§ Task statement
Your task is to reproduce the material exactly.

[Records excerpted from a collection]

▬▬▬▬▬▬

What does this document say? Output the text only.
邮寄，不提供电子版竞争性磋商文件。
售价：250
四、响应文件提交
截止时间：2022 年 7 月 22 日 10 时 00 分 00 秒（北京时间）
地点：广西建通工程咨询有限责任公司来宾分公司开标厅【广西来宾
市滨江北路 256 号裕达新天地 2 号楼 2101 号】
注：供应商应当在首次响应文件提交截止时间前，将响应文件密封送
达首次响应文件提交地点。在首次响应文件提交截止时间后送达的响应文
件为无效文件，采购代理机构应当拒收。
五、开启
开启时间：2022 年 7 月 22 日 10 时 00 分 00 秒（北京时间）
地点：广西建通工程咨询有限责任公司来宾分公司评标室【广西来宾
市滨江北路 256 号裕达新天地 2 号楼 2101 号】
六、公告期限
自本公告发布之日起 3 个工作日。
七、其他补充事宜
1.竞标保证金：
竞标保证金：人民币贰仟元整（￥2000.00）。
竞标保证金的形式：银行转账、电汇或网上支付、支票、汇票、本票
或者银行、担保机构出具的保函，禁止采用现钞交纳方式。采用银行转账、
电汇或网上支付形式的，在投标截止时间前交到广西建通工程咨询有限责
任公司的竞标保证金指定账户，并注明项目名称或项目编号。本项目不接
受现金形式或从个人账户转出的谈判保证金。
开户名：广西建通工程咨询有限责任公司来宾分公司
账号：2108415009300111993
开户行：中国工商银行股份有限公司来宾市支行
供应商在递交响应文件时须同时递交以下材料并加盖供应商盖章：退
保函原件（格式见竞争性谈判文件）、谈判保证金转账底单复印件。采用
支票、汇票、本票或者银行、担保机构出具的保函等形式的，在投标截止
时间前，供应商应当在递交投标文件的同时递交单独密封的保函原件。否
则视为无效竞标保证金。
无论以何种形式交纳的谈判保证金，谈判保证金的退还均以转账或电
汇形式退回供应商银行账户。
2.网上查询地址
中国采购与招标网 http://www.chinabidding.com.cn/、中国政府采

▬▬▬▬▬▬

§ Exercise output
What does this document say? Output the text only.
邮寄，不提供电子版竞争性磋商文件。
售价：250
四、响应文件提交
截止时间：2022 年 7 月 22 日 10 时 00 分 00 秒（北京时间）
地点：广西建通工程咨询有限责任公司来宾分公司开标厅【广西来宾
市滨江北路 256 号裕达新天地 2 号楼 2101 号】
注：供应商应当在首次响应文件提交截止时间前，将响应文件密封送
达首次响应文件提交地点。在首次响应文件提交截止时间后送达的响应文
件为无效文件，采购代理机构应当拒收。
五、开启
开启时间：2022 年 7 月 22 日 10 时 00 分 00 秒（北京时间）
地点：广西建通工程咨询有限责任公司来宾分公司评标室【广西来宾
市滨江北路 256 号裕达新天地 2 号楼 2101 号】
六、公告期限
自本公告发布之日起 3 个工作日。
七、其他补充事宜
1.竞标保证金：
竞标保证金：人民币贰仟元整（￥2000.00）。
竞标保证金的形式：银行转账、电汇或网上支付、支票、汇票、本票
或者银行、担保机构出具的保函，禁止采用现钞交纳方式。采用银行转账、
电汇或网上支付形式的，在投标截止时间前交到广西建通工程咨询有限责
任公司的竞标保证金指定账户，并注明项目名称或项目编号。本项目不接
受现金形式或从个人账户转出的谈判保证金。
开户名：广西建通工程咨询有限责任公司来宾分公司
账号：2108415009300111993
开户行：中国工商银行股份有限公司来宾市支行
供应商在递交响应文件时须同时递交以下材料并加盖供应商盖章：退
保函原件（格式见竞争性谈判文件）、谈判保证金转账底单复印件。采用
支票、汇票、本票或者银行、担保机构出具的保函等形式的，在投标截止
时间前，供应商应当在递交投标文件的同时递交单独密封的保函原件。否
则视为无效竞标保证金。
无论以何种形式交纳的谈判保证金，谈判保证金的退还均以转账或电
汇形式退回供应商银行账户。
2.网上查询地址
中国采购与招标网 http://www.chinabidding.com.cn/、中国政府采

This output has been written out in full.